01. I haven’t read the book, so I don’t know if the problems I have with this movie are unique to the adaptation or if they’re present in the book as well. Suffice it to say, though, this movie doesn’t make me have any interest in reading the book, although this is unsurprising since I don’t really love the fantasy genre to begin with.
02. This movie feels like it doesn’t know what kind of fantasy movie it wants to be. It’s like any fantasy movie that has been released in the past five years is sitting on a buffet table and the people who made this one were picking and choosing bits and pieces from all of them, hoping that if they put them all together on one plate, they’d have something as creatively successful as any of the other films. Instead, it feels like a really awful hodgepodge that can’t tell if it’s a serious film with a good sense of humour or if it’s meant to be completely freaking ridiculous with a self-aware irony driving it along. Turns out it’s just freaking ridiculous with a not-so-great sense of humour. Oops.

Task prompt: Can you repeat, word for word, the part of the movie review from "02. This movie" up to and including "of humour. Oops."?

Entries from a dataset:
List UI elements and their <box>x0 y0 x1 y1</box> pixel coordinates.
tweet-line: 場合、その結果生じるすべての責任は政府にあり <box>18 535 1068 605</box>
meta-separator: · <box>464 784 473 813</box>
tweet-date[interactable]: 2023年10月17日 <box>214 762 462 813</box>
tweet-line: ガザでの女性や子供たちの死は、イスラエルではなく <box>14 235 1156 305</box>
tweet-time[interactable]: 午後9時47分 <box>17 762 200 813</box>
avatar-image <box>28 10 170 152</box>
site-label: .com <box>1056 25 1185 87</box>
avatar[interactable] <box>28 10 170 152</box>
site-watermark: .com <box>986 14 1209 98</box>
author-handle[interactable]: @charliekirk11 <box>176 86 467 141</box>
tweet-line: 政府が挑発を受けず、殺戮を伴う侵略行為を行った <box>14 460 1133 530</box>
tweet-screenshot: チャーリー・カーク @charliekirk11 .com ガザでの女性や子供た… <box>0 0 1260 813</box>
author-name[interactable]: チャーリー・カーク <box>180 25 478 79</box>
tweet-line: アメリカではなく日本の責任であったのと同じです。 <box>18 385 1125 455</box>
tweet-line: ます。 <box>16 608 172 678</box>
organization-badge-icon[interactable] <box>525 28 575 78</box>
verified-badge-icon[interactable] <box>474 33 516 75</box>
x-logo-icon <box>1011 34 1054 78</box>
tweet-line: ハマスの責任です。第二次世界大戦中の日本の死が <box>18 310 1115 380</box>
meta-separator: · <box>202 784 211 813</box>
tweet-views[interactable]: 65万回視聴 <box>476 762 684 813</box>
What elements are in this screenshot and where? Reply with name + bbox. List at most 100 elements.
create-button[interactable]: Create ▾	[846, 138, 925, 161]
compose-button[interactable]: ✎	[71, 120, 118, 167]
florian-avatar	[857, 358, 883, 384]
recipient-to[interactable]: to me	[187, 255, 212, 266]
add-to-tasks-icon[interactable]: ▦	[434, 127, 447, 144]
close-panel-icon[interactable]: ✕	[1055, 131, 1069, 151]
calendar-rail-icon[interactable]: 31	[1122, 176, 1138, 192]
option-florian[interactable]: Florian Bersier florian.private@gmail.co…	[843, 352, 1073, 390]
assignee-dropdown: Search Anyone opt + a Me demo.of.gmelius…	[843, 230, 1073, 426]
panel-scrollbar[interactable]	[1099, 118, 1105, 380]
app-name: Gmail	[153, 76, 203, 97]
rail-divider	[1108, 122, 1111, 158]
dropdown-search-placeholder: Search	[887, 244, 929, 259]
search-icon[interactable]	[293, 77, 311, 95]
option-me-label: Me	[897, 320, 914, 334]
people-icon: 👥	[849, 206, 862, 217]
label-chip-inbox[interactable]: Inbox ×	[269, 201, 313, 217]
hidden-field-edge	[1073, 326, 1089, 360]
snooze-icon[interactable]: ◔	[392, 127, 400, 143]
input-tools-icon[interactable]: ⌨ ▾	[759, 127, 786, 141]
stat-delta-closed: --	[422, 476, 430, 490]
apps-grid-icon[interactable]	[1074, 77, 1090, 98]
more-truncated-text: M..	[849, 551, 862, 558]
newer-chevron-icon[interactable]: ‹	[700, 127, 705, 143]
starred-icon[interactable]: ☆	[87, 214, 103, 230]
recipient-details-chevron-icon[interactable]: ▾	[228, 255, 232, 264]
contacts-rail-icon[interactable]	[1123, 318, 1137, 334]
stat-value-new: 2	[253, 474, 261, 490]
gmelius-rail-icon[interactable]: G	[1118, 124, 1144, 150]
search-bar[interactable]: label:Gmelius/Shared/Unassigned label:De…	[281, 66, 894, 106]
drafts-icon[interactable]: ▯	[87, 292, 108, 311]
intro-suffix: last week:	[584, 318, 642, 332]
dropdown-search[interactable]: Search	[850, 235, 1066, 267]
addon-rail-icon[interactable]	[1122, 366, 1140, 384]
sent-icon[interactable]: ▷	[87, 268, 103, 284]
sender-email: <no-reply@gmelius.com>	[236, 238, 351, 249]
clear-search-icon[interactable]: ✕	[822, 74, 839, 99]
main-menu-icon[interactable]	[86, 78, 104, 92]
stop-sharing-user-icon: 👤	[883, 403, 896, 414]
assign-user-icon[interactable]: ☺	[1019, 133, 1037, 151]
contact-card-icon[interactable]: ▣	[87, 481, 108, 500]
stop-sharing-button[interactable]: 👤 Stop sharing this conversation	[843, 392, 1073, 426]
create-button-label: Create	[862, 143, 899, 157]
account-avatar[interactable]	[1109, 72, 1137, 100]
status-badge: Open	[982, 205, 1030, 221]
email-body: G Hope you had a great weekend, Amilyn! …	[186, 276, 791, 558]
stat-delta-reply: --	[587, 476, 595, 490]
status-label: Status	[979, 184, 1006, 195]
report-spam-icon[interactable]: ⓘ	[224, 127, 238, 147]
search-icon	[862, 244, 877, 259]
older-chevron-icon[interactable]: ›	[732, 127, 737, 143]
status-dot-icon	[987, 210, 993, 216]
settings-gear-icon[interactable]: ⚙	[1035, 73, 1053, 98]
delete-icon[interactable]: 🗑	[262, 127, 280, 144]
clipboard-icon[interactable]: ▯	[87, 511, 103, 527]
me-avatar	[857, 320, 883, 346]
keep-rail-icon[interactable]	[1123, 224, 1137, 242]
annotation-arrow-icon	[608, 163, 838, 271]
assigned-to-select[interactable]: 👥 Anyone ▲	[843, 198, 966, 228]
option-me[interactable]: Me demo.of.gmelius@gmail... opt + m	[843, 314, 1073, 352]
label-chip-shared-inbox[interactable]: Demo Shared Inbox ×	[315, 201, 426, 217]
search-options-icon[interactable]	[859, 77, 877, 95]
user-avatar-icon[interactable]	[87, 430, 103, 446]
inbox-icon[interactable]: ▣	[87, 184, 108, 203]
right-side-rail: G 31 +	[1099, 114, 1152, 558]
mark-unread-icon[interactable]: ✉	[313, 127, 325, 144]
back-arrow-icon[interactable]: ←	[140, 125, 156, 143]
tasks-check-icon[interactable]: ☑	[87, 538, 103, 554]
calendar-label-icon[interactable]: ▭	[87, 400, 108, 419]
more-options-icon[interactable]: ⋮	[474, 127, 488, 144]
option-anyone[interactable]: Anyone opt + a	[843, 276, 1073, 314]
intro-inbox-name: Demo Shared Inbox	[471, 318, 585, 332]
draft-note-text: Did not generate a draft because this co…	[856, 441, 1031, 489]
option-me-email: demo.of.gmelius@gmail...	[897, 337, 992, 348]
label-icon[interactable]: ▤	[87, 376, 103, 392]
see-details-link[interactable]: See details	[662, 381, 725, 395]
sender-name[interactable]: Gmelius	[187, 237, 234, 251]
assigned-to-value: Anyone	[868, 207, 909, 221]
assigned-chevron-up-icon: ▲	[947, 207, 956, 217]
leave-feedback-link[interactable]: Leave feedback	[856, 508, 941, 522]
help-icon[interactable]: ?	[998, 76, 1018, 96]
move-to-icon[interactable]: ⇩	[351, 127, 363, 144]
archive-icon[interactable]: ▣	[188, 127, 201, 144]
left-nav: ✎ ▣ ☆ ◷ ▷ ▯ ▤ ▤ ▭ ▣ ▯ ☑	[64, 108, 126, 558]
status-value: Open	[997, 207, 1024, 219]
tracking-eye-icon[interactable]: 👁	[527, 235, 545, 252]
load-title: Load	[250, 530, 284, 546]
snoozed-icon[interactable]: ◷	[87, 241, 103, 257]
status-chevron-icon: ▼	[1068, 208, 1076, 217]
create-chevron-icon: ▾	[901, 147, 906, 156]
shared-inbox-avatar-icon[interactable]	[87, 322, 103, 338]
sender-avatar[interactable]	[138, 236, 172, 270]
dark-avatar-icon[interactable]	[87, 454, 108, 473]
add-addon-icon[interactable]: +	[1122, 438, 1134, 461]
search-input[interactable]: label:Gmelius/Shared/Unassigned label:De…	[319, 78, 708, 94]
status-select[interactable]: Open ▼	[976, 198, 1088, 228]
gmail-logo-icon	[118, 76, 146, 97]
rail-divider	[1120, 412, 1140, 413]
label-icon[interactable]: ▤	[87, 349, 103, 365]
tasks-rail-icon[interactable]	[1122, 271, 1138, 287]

Result of the task:
02. This movie feels like it doesn’t know what kind of fantasy movie it wants to be. It’s like any fantasy movie that has been released in the past five years is sitting on a buffet table and the people who made this one were picking and choosing bits and pieces from all of them, hoping that if they put them all together on one plate, they’d have something as creatively successful as any of the other films. Instead, it feels like a really awful hodgepodge that can’t tell if it’s a serious film with a good sense of humour or if it’s meant to be completely freaking ridiculous with a self-aware irony driving it along. Turns out it’s just freaking ridiculous with a not-so-great sense of humour. Oops.